WHAT YOU ARE ASKED TO DO: Please retype the passage about family photos found online, word for word.

PASSAGE PROVIDED:
*** Block opens ***

I typed a great-great grandmother's name into the search box, Tranquilla Ann Brady. I was practically blown out of my chair when I clicked on one of the search results. This is the page:
I clicked on a photo, one of Tranquilla and her son Arnold (my great-grandfather).
Each person in the photo is tagged, and the tags are on a menu on the right of the screen. Clicking on Arnold's tag gave me a drop-down menu, and I selected 'Photos and Stories'. This brought up a page with photos of him, like the one I found with Tranquilla's photos.
There was a photo of Arnold and his new wife, Augusta Martina Amundson,
and a photo of their house!
Back on Tranquilla's photo page, there was a photo of her house, too.
Here is a photo of Tranquilla and her first husband (my great-great grandfather) Ransom Abraham Stevens.
Following the link to photos of Ransom Stevens led to this gem:
I could have sifted through this stuff all day, but I had to force myself to stop and get back to the real work at hand.

*** Block closes ***

[Document layout detection records]
*** Block opens ***

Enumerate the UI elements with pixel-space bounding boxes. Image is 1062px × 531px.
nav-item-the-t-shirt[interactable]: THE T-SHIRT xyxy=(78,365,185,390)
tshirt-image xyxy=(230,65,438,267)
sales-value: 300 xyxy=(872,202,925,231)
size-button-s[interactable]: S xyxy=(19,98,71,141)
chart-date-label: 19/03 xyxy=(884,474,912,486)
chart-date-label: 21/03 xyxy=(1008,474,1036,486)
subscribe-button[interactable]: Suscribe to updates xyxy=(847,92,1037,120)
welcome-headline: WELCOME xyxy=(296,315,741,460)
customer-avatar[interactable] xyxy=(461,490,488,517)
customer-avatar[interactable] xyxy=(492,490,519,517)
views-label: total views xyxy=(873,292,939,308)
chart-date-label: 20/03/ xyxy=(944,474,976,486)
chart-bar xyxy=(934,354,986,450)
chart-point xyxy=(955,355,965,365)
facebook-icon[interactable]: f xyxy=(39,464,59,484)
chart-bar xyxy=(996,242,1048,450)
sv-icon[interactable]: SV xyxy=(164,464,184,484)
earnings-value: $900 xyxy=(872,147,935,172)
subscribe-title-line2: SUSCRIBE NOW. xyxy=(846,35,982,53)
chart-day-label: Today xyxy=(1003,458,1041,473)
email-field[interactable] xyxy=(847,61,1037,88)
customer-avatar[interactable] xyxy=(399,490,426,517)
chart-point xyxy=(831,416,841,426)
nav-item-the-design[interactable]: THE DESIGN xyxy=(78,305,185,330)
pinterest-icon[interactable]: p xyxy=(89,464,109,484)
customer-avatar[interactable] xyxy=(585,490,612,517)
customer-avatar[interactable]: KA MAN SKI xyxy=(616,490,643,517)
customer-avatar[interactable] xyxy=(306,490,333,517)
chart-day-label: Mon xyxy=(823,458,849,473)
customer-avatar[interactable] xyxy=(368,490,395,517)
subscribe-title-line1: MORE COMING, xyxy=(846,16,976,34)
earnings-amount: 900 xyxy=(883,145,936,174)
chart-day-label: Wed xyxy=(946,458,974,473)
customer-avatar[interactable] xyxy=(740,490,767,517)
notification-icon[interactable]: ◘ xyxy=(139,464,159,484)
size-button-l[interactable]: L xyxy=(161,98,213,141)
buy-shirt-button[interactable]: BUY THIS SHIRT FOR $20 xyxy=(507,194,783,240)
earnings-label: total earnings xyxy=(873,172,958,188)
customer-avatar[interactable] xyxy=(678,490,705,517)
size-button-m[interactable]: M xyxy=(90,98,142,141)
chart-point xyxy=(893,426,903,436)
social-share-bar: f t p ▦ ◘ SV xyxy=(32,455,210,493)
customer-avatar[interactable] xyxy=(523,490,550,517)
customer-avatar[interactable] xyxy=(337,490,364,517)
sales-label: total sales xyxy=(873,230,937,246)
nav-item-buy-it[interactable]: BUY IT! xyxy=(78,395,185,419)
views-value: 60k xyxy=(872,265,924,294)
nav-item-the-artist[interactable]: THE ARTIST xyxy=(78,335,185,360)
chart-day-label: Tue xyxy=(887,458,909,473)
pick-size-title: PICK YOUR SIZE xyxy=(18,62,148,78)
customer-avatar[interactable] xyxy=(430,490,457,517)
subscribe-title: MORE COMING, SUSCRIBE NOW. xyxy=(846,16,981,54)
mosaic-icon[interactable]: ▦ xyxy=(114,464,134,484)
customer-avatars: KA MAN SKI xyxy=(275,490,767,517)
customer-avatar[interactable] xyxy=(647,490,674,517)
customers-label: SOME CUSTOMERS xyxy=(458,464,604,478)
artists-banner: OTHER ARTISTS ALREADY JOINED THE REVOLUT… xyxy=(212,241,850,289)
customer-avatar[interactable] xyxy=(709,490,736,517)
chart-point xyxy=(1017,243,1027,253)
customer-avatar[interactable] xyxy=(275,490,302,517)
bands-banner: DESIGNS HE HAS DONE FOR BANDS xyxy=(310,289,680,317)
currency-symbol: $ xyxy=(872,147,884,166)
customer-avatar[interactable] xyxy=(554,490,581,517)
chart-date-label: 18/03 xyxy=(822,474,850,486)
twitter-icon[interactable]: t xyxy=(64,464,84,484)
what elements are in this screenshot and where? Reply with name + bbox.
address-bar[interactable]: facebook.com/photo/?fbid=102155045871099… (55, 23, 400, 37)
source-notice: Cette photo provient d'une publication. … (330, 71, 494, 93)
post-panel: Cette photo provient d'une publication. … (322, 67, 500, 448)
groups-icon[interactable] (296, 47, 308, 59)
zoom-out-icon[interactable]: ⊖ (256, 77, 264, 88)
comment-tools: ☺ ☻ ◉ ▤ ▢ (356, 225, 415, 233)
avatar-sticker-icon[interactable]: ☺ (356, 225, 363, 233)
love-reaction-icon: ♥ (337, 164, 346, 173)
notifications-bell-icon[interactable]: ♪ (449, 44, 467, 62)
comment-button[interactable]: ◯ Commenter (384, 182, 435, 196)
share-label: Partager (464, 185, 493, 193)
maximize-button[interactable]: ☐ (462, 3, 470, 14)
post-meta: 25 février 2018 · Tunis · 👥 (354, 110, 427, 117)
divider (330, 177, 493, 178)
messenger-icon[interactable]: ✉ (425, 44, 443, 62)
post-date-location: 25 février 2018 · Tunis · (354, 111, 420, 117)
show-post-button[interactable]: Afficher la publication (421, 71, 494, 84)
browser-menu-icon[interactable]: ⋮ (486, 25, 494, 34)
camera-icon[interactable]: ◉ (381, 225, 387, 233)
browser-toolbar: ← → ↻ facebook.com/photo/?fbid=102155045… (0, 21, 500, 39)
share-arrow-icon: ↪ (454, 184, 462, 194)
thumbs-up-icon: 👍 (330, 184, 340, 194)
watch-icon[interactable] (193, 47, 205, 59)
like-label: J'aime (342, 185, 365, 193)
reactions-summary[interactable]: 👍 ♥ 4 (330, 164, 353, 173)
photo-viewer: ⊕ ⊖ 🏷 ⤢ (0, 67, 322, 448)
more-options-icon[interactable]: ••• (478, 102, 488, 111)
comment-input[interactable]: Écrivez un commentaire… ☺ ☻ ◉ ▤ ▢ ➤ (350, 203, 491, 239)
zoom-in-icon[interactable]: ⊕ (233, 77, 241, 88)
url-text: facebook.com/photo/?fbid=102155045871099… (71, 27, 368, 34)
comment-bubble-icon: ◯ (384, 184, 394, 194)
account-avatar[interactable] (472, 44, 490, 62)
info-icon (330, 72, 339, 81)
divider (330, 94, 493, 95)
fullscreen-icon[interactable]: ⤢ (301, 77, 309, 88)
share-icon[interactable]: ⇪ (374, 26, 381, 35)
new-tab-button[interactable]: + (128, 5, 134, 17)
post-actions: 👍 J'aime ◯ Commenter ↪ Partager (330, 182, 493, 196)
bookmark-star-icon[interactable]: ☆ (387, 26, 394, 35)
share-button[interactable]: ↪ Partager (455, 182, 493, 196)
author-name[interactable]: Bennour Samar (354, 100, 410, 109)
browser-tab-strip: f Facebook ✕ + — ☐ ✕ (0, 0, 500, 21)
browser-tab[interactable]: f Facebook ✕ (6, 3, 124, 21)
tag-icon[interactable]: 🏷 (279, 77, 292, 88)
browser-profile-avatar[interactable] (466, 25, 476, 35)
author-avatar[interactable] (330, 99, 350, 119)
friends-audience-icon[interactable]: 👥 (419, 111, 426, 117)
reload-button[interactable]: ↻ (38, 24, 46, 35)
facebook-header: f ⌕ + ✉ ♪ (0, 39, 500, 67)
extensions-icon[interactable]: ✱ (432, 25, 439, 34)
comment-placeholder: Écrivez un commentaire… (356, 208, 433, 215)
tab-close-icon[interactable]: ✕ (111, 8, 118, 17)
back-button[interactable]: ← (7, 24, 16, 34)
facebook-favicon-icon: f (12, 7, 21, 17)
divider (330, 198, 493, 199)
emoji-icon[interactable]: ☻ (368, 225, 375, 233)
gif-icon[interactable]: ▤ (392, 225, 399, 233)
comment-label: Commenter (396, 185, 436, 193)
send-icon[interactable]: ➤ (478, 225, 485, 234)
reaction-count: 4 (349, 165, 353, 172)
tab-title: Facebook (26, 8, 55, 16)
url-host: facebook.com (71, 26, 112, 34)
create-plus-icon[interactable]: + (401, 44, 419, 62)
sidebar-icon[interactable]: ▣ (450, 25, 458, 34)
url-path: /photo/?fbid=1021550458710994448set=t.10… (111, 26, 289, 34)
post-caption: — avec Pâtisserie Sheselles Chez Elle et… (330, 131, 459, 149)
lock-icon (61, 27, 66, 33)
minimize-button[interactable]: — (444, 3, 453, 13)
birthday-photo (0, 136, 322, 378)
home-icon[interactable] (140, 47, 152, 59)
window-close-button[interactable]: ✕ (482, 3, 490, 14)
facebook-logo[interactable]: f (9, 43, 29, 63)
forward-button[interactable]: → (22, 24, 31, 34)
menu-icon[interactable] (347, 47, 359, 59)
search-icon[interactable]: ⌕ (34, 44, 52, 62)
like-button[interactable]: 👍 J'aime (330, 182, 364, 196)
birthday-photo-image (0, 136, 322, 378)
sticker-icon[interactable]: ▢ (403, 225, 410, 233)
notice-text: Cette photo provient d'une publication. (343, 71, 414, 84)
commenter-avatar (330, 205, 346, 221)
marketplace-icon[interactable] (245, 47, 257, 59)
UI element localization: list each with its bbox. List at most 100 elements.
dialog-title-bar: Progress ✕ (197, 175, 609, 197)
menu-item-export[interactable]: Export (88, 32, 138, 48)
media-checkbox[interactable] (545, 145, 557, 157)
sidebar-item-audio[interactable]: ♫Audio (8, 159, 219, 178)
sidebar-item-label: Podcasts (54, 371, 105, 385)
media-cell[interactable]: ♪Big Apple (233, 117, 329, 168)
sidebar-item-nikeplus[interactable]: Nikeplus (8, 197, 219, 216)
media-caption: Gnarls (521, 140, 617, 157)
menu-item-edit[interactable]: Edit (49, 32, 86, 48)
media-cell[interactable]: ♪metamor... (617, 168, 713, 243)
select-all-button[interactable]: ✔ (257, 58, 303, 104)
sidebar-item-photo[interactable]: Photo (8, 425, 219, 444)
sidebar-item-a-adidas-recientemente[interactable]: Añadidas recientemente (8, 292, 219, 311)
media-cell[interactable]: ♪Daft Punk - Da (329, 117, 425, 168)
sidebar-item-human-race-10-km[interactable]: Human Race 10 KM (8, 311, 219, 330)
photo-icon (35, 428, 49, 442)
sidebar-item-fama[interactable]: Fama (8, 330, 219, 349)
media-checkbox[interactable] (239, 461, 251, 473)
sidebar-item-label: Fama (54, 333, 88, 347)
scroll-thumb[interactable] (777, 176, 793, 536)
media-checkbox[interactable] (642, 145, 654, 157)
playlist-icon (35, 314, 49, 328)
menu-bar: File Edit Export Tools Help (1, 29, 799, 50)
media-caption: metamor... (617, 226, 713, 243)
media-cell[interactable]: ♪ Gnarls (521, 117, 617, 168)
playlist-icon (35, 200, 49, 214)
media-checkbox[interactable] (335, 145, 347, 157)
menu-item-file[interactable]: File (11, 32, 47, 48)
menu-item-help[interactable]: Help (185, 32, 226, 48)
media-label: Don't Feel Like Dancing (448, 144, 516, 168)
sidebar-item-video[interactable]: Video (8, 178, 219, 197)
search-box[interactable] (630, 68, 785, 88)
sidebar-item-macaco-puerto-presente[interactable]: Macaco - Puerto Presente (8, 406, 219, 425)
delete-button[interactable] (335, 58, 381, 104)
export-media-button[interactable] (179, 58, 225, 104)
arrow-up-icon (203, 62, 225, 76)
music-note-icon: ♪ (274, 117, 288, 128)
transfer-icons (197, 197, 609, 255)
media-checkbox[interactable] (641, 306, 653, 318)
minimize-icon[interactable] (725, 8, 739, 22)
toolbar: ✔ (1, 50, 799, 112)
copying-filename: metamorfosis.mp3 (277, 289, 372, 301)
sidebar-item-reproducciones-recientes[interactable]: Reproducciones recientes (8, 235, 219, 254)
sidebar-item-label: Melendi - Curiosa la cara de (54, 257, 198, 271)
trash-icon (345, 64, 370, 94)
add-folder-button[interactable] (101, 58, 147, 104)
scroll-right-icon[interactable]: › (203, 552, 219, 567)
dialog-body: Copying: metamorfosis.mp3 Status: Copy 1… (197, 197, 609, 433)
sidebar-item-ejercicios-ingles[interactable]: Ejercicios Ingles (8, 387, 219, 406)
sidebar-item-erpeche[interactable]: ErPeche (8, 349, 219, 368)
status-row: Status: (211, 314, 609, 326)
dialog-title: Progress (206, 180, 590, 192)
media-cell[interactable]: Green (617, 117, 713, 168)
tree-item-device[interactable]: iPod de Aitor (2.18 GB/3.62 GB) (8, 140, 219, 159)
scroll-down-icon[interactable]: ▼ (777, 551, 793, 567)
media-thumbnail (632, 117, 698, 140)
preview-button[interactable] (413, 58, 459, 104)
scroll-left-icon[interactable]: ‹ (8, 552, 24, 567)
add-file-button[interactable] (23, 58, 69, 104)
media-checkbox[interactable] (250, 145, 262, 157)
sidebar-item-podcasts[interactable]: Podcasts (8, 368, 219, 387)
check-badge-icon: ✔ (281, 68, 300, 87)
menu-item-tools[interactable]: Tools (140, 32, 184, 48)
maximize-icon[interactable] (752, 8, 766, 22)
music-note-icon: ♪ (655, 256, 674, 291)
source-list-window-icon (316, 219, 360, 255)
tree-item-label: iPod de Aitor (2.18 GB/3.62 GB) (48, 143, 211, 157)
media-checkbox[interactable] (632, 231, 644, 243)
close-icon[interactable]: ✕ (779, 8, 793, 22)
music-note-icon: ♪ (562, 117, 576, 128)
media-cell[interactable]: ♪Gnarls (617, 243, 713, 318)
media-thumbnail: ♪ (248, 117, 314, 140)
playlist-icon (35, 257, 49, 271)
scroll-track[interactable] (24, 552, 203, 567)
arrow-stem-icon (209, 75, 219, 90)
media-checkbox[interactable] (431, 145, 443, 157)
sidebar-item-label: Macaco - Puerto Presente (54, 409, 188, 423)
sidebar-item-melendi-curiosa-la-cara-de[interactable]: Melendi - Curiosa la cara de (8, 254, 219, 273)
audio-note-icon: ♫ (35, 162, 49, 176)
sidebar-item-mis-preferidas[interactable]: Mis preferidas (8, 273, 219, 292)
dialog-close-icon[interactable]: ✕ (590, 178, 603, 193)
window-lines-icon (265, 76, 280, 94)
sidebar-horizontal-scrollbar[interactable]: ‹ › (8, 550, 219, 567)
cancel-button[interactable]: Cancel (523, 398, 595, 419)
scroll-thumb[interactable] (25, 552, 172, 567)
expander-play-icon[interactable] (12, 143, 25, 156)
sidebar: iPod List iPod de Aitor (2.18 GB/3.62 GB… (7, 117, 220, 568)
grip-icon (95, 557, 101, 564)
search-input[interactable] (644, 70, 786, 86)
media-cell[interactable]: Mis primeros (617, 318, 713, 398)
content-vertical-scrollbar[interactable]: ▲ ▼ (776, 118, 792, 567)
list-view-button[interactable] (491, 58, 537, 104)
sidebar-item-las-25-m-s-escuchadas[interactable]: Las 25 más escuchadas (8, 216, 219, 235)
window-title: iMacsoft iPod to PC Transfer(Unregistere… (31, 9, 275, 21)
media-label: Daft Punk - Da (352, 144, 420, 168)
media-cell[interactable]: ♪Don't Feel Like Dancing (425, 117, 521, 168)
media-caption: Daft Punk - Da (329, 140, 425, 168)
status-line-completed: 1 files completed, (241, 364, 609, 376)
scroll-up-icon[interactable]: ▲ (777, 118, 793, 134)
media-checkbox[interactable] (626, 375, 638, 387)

*** Block closes ***

YOUR RESPONSE:
I typed a great-great grandmother's name into the search box, Tranquilla Ann Brady. I was practically blown out of my chair when I clicked on one of the search results. This is the page:
I clicked on a photo, one of Tranquilla and her son Arnold (my great-grandfather).
Each person in the photo is tagged, and the tags are on a menu on the right of the screen. Clicking on Arnold's tag gave me a drop-down menu, and I selected 'Photos and Stories'. This brought up a page with photos of him, like the one I found with Tranquilla's photos.
There was a photo of Arnold and his new wife, Augusta Martina Amundson,
and a photo of their house!
Back on Tranquilla's photo page, there was a photo of her house, too.
Here is a photo of Tranquilla and her first husband (my great-great grandfather) Ransom Abraham Stevens.
Following the link to photos of Ransom Stevens led to this gem:
I could have sifted through this stuff all day, but I had to force myself to stop and get back to the real work at hand.